PROBLEM DETAILS - Go through the data below and copy it exactly, skipping every picture.

LISTED RECORDS -
____

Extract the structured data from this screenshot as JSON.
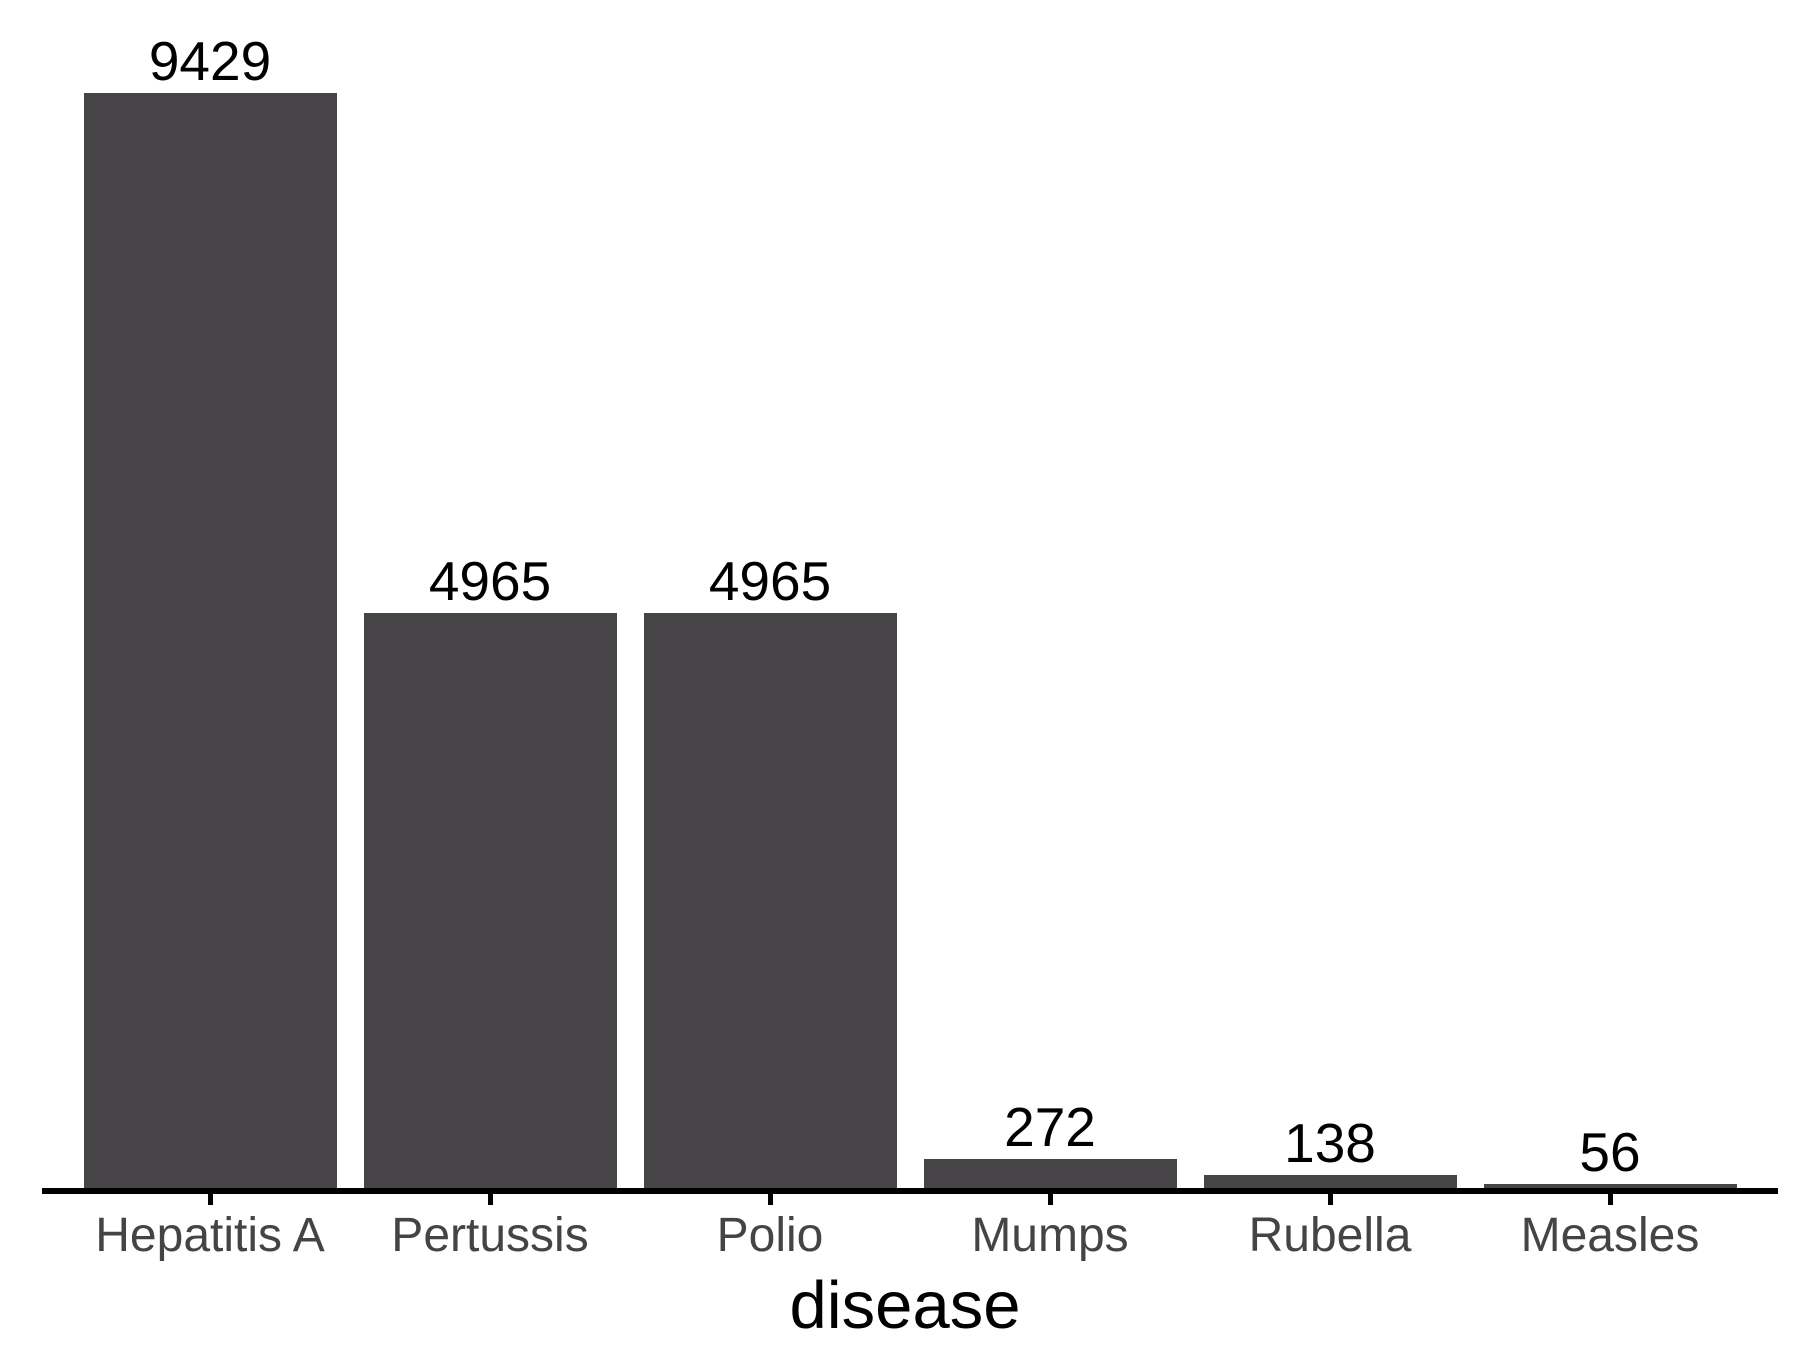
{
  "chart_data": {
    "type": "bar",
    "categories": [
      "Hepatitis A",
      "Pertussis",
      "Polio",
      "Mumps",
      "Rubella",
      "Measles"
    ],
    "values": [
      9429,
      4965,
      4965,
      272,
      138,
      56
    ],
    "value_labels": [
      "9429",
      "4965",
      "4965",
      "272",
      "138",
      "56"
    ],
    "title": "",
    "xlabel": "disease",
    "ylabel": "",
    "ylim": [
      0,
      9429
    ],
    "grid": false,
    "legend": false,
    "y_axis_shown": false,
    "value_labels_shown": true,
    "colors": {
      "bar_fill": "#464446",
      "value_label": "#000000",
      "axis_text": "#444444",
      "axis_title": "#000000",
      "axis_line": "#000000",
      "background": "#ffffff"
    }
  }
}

____

WRITTEN RESPONSE -
Extract the structured data from this screenshot as JSON.
{
  "chart_data": {
    "type": "bar",
    "categories": [
      "Hepatitis A",
      "Pertussis",
      "Polio",
      "Mumps",
      "Rubella",
      "Measles"
    ],
    "values": [
      9429,
      4965,
      4965,
      272,
      138,
      56
    ],
    "value_labels": [
      "9429",
      "4965",
      "4965",
      "272",
      "138",
      "56"
    ],
    "title": "",
    "xlabel": "disease",
    "ylabel": "",
    "ylim": [
      0,
      9429
    ],
    "grid": false,
    "legend": false,
    "y_axis_shown": false,
    "value_labels_shown": true,
    "colors": {
      "bar_fill": "#464446",
      "value_label": "#000000",
      "axis_text": "#444444",
      "axis_title": "#000000",
      "axis_line": "#000000",
      "background": "#ffffff"
    }
  }
}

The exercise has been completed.